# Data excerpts
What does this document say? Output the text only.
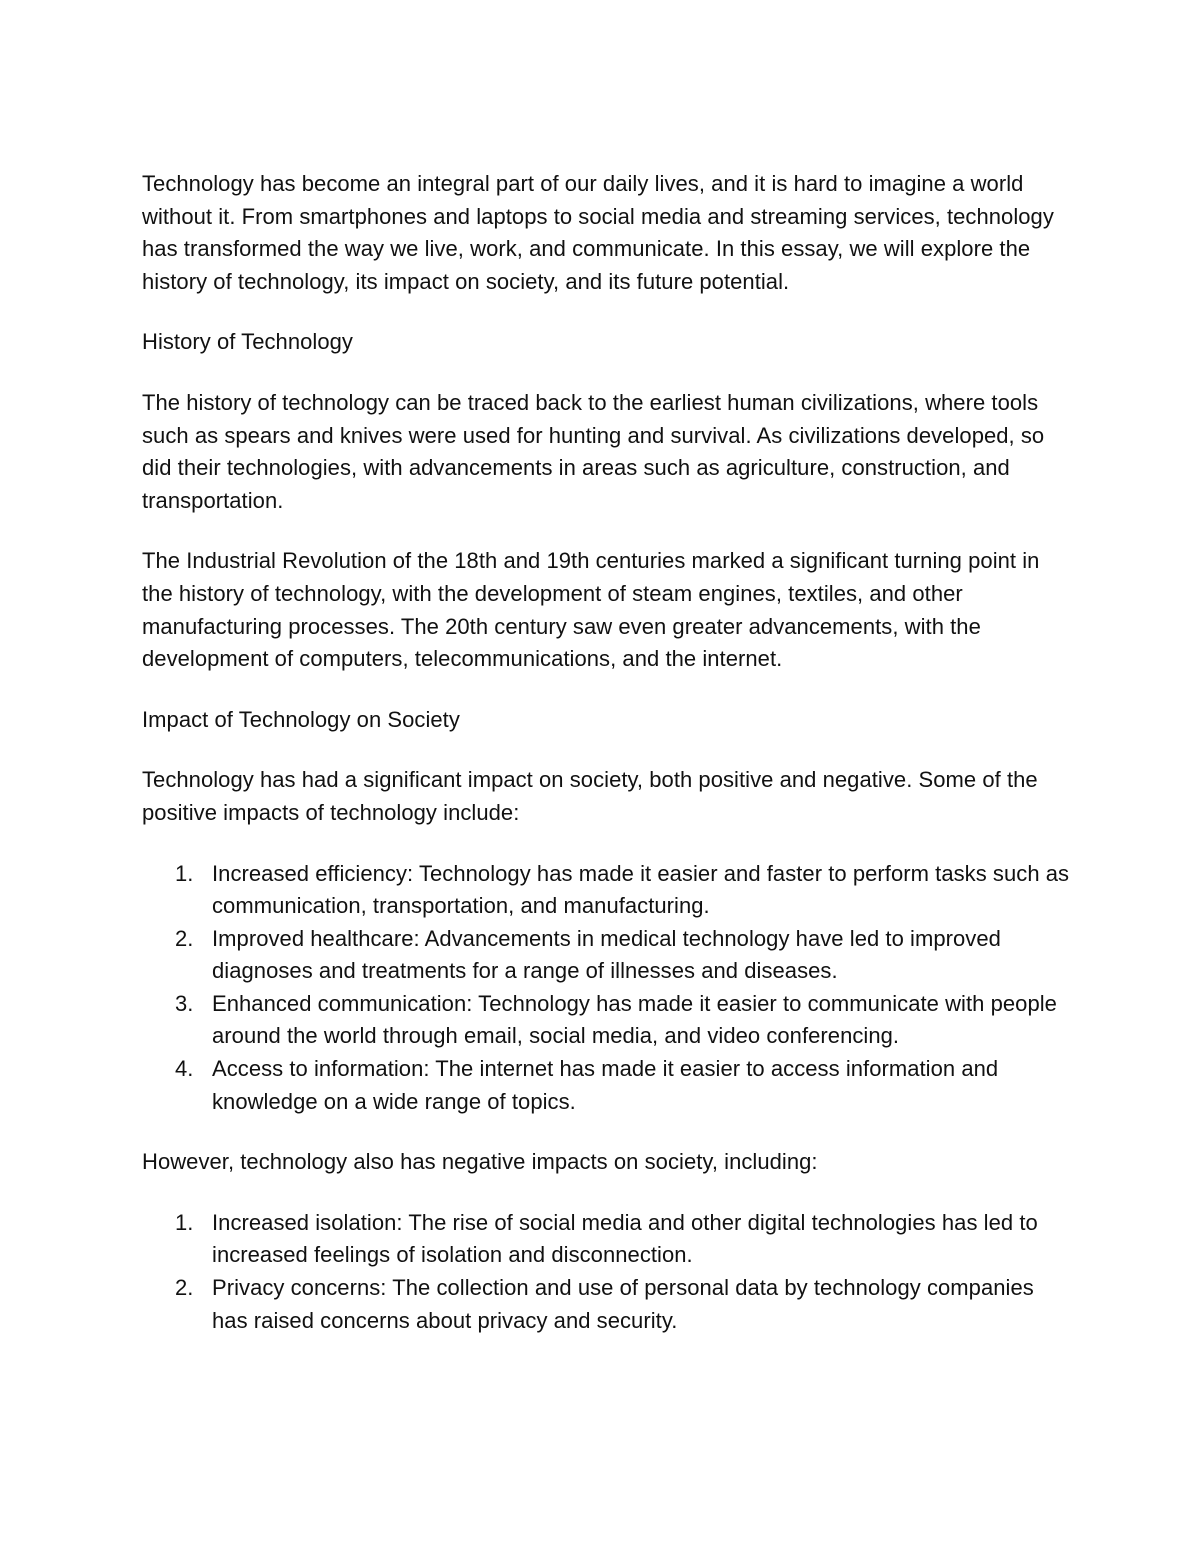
Technology has become an integral part of our daily lives, and it is hard to imagine a world without it. From smartphones and laptops to social media and streaming services, technology has transformed the way we live, work, and communicate. In this essay, we will explore the history of technology, its impact on society, and its future potential.

History of Technology

The history of technology can be traced back to the earliest human civilizations, where tools such as spears and knives were used for hunting and survival. As civilizations developed, so did their technologies, with advancements in areas such as agriculture, construction, and transportation.

The Industrial Revolution of the 18th and 19th centuries marked a significant turning point in the history of technology, with the development of steam engines, textiles, and other manufacturing processes. The 20th century saw even greater advancements, with the development of computers, telecommunications, and the internet.

Impact of Technology on Society

Technology has had a significant impact on society, both positive and negative. Some of the positive impacts of technology include:

1. Increased efficiency: Technology has made it easier and faster to perform tasks such as communication, transportation, and manufacturing.
2. Improved healthcare: Advancements in medical technology have led to improved diagnoses and treatments for a range of illnesses and diseases.
3. Enhanced communication: Technology has made it easier to communicate with people around the world through email, social media, and video conferencing.
4. Access to information: The internet has made it easier to access information and knowledge on a wide range of topics.

However, technology also has negative impacts on society, including:

1. Increased isolation: The rise of social media and other digital technologies has led to increased feelings of isolation and disconnection.
2. Privacy concerns: The collection and use of personal data by technology companies has raised concerns about privacy and security.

# YOUR GOAL
Pictures in the records should not appear in your copy, but everything else must be transcribed exactly.

# FULL ANSWER
What does this document say? Output the text only.
Technology has become an integral part of our daily lives, and it is hard to imagine a world without it. From smartphones and laptops to social media and streaming services, technology has transformed the way we live, work, and communicate. In this essay, we will explore the history of technology, its impact on society, and its future potential.

History of Technology

The history of technology can be traced back to the earliest human civilizations, where tools such as spears and knives were used for hunting and survival. As civilizations developed, so did their technologies, with advancements in areas such as agriculture, construction, and transportation.

The Industrial Revolution of the 18th and 19th centuries marked a significant turning point in the history of technology, with the development of steam engines, textiles, and other manufacturing processes. The 20th century saw even greater advancements, with the development of computers, telecommunications, and the internet.

Impact of Technology on Society

Technology has had a significant impact on society, both positive and negative. Some of the positive impacts of technology include:

1. Increased efficiency: Technology has made it easier and faster to perform tasks such as communication, transportation, and manufacturing.
2. Improved healthcare: Advancements in medical technology have led to improved diagnoses and treatments for a range of illnesses and diseases.
3. Enhanced communication: Technology has made it easier to communicate with people around the world through email, social media, and video conferencing.
4. Access to information: The internet has made it easier to access information and knowledge on a wide range of topics.

However, technology also has negative impacts on society, including:

1. Increased isolation: The rise of social media and other digital technologies has led to increased feelings of isolation and disconnection.
2. Privacy concerns: The collection and use of personal data by technology companies has raised concerns about privacy and security.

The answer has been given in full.